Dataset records
-- begin --

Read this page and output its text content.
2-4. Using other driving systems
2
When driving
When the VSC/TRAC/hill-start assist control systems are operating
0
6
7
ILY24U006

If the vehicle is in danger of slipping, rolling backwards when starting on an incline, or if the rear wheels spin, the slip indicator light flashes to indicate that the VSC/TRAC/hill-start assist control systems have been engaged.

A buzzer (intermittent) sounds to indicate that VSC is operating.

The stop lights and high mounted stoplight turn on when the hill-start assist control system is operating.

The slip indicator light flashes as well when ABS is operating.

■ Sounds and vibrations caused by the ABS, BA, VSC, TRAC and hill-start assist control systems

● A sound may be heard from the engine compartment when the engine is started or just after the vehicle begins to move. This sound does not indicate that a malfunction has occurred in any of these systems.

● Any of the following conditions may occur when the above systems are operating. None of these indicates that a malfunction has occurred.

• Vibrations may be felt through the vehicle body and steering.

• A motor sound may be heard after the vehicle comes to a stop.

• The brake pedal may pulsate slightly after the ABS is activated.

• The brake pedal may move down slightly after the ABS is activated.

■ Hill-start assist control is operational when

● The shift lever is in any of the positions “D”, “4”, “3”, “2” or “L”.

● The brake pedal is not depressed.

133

-- end --

PROBLEM TO WORK ON. Lines holding the word "stop" in the entries above are the ones to pull out. Copy them all.

EXERCISE RESULT.
The stop lights and high mounted stoplight turn on when the hill-start assist control system is operating.
• A motor sound may be heard after the vehicle comes to a stop.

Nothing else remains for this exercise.